_Collected data entries_
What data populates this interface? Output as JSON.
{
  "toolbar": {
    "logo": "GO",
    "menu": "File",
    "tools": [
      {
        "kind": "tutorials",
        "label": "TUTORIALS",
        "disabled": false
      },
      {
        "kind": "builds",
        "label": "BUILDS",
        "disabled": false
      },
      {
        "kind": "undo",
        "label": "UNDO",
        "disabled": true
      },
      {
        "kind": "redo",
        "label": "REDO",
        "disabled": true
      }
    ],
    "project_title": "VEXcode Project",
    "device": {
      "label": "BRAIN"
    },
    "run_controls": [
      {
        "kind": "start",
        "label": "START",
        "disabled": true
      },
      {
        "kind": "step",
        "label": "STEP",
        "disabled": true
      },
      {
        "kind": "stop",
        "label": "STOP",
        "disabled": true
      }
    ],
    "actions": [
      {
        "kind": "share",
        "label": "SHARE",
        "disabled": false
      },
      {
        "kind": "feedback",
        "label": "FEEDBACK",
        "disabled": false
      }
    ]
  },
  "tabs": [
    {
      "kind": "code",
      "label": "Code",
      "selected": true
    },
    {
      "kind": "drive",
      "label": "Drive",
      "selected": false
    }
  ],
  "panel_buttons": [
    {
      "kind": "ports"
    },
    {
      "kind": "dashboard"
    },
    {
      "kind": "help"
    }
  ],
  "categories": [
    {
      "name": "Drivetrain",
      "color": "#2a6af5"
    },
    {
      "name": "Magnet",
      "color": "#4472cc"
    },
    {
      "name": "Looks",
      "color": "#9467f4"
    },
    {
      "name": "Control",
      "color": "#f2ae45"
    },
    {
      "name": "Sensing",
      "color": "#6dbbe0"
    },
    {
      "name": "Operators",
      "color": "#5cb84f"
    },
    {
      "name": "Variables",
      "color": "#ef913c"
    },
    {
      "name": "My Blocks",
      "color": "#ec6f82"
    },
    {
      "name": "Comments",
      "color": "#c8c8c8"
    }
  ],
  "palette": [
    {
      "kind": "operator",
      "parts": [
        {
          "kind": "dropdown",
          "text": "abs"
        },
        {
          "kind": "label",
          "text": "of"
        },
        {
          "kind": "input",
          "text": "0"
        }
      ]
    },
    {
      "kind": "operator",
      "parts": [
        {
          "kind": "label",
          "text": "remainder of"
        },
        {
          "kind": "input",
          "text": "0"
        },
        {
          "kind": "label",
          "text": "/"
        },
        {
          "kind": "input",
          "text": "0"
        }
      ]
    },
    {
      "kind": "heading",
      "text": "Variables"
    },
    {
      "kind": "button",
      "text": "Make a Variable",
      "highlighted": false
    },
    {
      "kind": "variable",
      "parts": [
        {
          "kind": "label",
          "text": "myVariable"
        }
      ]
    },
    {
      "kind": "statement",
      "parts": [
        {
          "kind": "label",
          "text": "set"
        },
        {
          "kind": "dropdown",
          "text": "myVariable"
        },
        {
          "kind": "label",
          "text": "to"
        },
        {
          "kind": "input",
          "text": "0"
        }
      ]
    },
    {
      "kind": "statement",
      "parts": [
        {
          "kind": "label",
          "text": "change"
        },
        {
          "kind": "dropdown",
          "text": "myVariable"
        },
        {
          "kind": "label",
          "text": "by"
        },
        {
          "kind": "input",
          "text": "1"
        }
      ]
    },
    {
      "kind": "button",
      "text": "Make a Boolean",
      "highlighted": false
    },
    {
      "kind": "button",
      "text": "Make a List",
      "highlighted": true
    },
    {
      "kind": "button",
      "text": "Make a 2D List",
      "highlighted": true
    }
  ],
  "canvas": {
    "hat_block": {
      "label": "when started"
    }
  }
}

_Aim of the exercise_
All of the entries must be quoted exactly; please include each one.

_Solution below_
What data populates this interface? Output as JSON.
{
  "toolbar": {
    "logo": "GO",
    "menu": "File",
    "tools": [
      {
        "kind": "tutorials",
        "label": "TUTORIALS",
        "disabled": false
      },
      {
        "kind": "builds",
        "label": "BUILDS",
        "disabled": false
      },
      {
        "kind": "undo",
        "label": "UNDO",
        "disabled": true
      },
      {
        "kind": "redo",
        "label": "REDO",
        "disabled": true
      }
    ],
    "project_title": "VEXcode Project",
    "device": {
      "label": "BRAIN"
    },
    "run_controls": [
      {
        "kind": "start",
        "label": "START",
        "disabled": true
      },
      {
        "kind": "step",
        "label": "STEP",
        "disabled": true
      },
      {
        "kind": "stop",
        "label": "STOP",
        "disabled": true
      }
    ],
    "actions": [
      {
        "kind": "share",
        "label": "SHARE",
        "disabled": false
      },
      {
        "kind": "feedback",
        "label": "FEEDBACK",
        "disabled": false
      }
    ]
  },
  "tabs": [
    {
      "kind": "code",
      "label": "Code",
      "selected": true
    },
    {
      "kind": "drive",
      "label": "Drive",
      "selected": false
    }
  ],
  "panel_buttons": [
    {
      "kind": "ports"
    },
    {
      "kind": "dashboard"
    },
    {
      "kind": "help"
    }
  ],
  "categories": [
    {
      "name": "Drivetrain",
      "color": "#2a6af5"
    },
    {
      "name": "Magnet",
      "color": "#4472cc"
    },
    {
      "name": "Looks",
      "color": "#9467f4"
    },
    {
      "name": "Control",
      "color": "#f2ae45"
    },
    {
      "name": "Sensing",
      "color": "#6dbbe0"
    },
    {
      "name": "Operators",
      "color": "#5cb84f"
    },
    {
      "name": "Variables",
      "color": "#ef913c"
    },
    {
      "name": "My Blocks",
      "color": "#ec6f82"
    },
    {
      "name": "Comments",
      "color": "#c8c8c8"
    }
  ],
  "palette": [
    {
      "kind": "operator",
      "parts": [
        {
          "kind": "dropdown",
          "text": "abs"
        },
        {
          "kind": "label",
          "text": "of"
        },
        {
          "kind": "input",
          "text": "0"
        }
      ]
    },
    {
      "kind": "operator",
      "parts": [
        {
          "kind": "label",
          "text": "remainder of"
        },
        {
          "kind": "input",
          "text": "0"
        },
        {
          "kind": "label",
          "text": "/"
        },
        {
          "kind": "input",
          "text": "0"
        }
      ]
    },
    {
      "kind": "heading",
      "text": "Variables"
    },
    {
      "kind": "button",
      "text": "Make a Variable",
      "highlighted": false
    },
    {
      "kind": "variable",
      "parts": [
        {
          "kind": "label",
          "text": "myVariable"
        }
      ]
    },
    {
      "kind": "statement",
      "parts": [
        {
          "kind": "label",
          "text": "set"
        },
        {
          "kind": "dropdown",
          "text": "myVariable"
        },
        {
          "kind": "label",
          "text": "to"
        },
        {
          "kind": "input",
          "text": "0"
        }
      ]
    },
    {
      "kind": "statement",
      "parts": [
        {
          "kind": "label",
          "text": "change"
        },
        {
          "kind": "dropdown",
          "text": "myVariable"
        },
        {
          "kind": "label",
          "text": "by"
        },
        {
          "kind": "input",
          "text": "1"
        }
      ]
    },
    {
      "kind": "button",
      "text": "Make a Boolean",
      "highlighted": false
    },
    {
      "kind": "button",
      "text": "Make a List",
      "highlighted": true
    },
    {
      "kind": "button",
      "text": "Make a 2D List",
      "highlighted": true
    }
  ],
  "canvas": {
    "hat_block": {
      "label": "when started"
    }
  }
}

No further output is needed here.